»»

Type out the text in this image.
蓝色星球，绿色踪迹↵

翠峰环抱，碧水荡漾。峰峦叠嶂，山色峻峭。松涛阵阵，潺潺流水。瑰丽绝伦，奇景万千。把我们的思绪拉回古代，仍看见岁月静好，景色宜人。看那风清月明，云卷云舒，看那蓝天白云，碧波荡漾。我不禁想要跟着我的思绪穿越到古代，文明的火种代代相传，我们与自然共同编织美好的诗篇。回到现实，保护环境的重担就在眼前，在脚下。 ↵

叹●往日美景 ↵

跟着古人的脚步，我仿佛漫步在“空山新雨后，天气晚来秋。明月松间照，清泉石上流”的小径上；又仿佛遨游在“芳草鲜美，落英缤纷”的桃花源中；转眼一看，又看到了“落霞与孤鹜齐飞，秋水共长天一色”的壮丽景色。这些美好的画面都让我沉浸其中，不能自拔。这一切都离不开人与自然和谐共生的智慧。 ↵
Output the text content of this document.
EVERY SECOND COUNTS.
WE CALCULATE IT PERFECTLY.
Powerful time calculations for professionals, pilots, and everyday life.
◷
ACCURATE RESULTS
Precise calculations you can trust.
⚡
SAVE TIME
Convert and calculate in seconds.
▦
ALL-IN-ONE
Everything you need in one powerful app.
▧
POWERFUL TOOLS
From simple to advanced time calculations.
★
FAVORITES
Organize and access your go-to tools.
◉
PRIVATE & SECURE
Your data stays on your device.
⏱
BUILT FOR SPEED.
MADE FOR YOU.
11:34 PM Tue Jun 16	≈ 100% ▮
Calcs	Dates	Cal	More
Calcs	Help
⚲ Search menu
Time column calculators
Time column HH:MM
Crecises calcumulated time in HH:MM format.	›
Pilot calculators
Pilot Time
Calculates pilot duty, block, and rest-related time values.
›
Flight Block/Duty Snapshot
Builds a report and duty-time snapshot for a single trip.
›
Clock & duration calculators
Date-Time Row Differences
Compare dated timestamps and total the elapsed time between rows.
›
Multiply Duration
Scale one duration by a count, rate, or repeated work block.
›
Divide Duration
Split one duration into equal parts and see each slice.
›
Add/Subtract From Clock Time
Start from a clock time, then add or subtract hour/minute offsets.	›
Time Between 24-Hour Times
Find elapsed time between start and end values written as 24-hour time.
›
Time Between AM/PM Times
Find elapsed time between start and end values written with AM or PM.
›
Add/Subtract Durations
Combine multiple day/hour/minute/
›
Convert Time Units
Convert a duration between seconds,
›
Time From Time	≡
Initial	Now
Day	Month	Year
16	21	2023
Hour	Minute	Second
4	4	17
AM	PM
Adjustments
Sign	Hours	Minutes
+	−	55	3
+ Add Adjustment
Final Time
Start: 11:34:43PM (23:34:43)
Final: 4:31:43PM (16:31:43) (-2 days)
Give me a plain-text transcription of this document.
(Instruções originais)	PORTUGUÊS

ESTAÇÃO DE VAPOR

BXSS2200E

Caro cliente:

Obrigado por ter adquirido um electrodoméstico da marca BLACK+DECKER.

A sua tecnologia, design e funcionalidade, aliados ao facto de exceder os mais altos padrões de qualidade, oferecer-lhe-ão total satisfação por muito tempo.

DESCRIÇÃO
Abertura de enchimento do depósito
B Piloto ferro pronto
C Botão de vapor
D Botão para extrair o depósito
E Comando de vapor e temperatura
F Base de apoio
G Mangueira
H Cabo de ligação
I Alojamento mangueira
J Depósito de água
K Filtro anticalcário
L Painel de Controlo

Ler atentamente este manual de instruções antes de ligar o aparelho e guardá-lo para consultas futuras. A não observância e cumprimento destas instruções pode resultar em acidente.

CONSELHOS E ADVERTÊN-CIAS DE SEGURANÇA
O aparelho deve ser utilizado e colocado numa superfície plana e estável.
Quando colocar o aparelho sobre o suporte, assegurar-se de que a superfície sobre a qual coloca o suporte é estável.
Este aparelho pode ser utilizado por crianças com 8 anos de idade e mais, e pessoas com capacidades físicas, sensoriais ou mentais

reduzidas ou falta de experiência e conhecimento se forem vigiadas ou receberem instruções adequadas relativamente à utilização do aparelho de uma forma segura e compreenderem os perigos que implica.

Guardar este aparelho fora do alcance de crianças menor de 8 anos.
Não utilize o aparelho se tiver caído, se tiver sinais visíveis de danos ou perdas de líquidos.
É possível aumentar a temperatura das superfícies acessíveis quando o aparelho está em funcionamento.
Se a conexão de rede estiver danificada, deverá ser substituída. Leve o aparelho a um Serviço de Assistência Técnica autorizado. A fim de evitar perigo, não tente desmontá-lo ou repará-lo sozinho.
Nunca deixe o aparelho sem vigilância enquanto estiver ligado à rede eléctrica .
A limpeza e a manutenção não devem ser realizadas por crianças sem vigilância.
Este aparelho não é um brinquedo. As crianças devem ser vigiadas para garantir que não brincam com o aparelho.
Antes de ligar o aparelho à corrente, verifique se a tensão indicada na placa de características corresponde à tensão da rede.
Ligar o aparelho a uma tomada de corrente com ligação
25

««

- **THE EXERCISE**: What is needed here is an exact reproduction of all the entries.

- **SOLUTION FOR THIS TASK**:
Type out the text in this image.
蓝色星球，绿色踪迹↵

翠峰环抱，碧水荡漾。峰峦叠嶂，山色峻峭。松涛阵阵，潺潺流水。瑰丽绝伦，奇景万千。把我们的思绪拉回古代，仍看见岁月静好，景色宜人。看那风清月明，云卷云舒，看那蓝天白云，碧波荡漾。我不禁想要跟着我的思绪穿越到古代，文明的火种代代相传，我们与自然共同编织美好的诗篇。回到现实，保护环境的重担就在眼前，在脚下。 ↵

叹●往日美景 ↵

跟着古人的脚步，我仿佛漫步在“空山新雨后，天气晚来秋。明月松间照，清泉石上流”的小径上；又仿佛遨游在“芳草鲜美，落英缤纷”的桃花源中；转眼一看，又看到了“落霞与孤鹜齐飞，秋水共长天一色”的壮丽景色。这些美好的画面都让我沉浸其中，不能自拔。这一切都离不开人与自然和谐共生的智慧。 ↵
Output the text content of this document.
EVERY SECOND COUNTS.
WE CALCULATE IT PERFECTLY.
Powerful time calculations for professionals, pilots, and everyday life.
◷
ACCURATE RESULTS
Precise calculations you can trust.
⚡
SAVE TIME
Convert and calculate in seconds.
▦
ALL-IN-ONE
Everything you need in one powerful app.
▧
POWERFUL TOOLS
From simple to advanced time calculations.
★
FAVORITES
Organize and access your go-to tools.
◉
PRIVATE & SECURE
Your data stays on your device.
⏱
BUILT FOR SPEED.
MADE FOR YOU.
11:34 PM Tue Jun 16	≈ 100% ▮
Calcs	Dates	Cal	More
Calcs	Help
⚲ Search menu
Time column calculators
Time column HH:MM
Crecises calcumulated time in HH:MM format.	›
Pilot calculators
Pilot Time
Calculates pilot duty, block, and rest-related time values.
›
Flight Block/Duty Snapshot
Builds a report and duty-time snapshot for a single trip.
›
Clock & duration calculators
Date-Time Row Differences
Compare dated timestamps and total the elapsed time between rows.
›
Multiply Duration
Scale one duration by a count, rate, or repeated work block.
›
Divide Duration
Split one duration into equal parts and see each slice.
›
Add/Subtract From Clock Time
Start from a clock time, then add or subtract hour/minute offsets.	›
Time Between 24-Hour Times
Find elapsed time between start and end values written as 24-hour time.
›
Time Between AM/PM Times
Find elapsed time between start and end values written with AM or PM.
›
Add/Subtract Durations
Combine multiple day/hour/minute/
›
Convert Time Units
Convert a duration between seconds,
›
Time From Time	≡
Initial	Now
Day	Month	Year
16	21	2023
Hour	Minute	Second
4	4	17
AM	PM
Adjustments
Sign	Hours	Minutes
+	−	55	3
+ Add Adjustment
Final Time
Start: 11:34:43PM (23:34:43)
Final: 4:31:43PM (16:31:43) (-2 days)
Give me a plain-text transcription of this document.
(Instruções originais)	PORTUGUÊS

ESTAÇÃO DE VAPOR

BXSS2200E

Caro cliente:

Obrigado por ter adquirido um electrodoméstico da marca BLACK+DECKER.

A sua tecnologia, design e funcionalidade, aliados ao facto de exceder os mais altos padrões de qualidade, oferecer-lhe-ão total satisfação por muito tempo.

DESCRIÇÃO
Abertura de enchimento do depósito
B Piloto ferro pronto
C Botão de vapor
D Botão para extrair o depósito
E Comando de vapor e temperatura
F Base de apoio
G Mangueira
H Cabo de ligação
I Alojamento mangueira
J Depósito de água
K Filtro anticalcário
L Painel de Controlo

Ler atentamente este manual de instruções antes de ligar o aparelho e guardá-lo para consultas futuras. A não observância e cumprimento destas instruções pode resultar em acidente.

CONSELHOS E ADVERTÊN-CIAS DE SEGURANÇA
O aparelho deve ser utilizado e colocado numa superfície plana e estável.
Quando colocar o aparelho sobre o suporte, assegurar-se de que a superfície sobre a qual coloca o suporte é estável.
Este aparelho pode ser utilizado por crianças com 8 anos de idade e mais, e pessoas com capacidades físicas, sensoriais ou mentais

reduzidas ou falta de experiência e conhecimento se forem vigiadas ou receberem instruções adequadas relativamente à utilização do aparelho de uma forma segura e compreenderem os perigos que implica.

Guardar este aparelho fora do alcance de crianças menor de 8 anos.
Não utilize o aparelho se tiver caído, se tiver sinais visíveis de danos ou perdas de líquidos.
É possível aumentar a temperatura das superfícies acessíveis quando o aparelho está em funcionamento.
Se a conexão de rede estiver danificada, deverá ser substituída. Leve o aparelho a um Serviço de Assistência Técnica autorizado. A fim de evitar perigo, não tente desmontá-lo ou repará-lo sozinho.
Nunca deixe o aparelho sem vigilância enquanto estiver ligado à rede eléctrica .
A limpeza e a manutenção não devem ser realizadas por crianças sem vigilância.
Este aparelho não é um brinquedo. As crianças devem ser vigiadas para garantir que não brincam com o aparelho.
Antes de ligar o aparelho à corrente, verifique se a tensão indicada na placa de características corresponde à tensão da rede.
Ligar o aparelho a uma tomada de corrente com ligação
25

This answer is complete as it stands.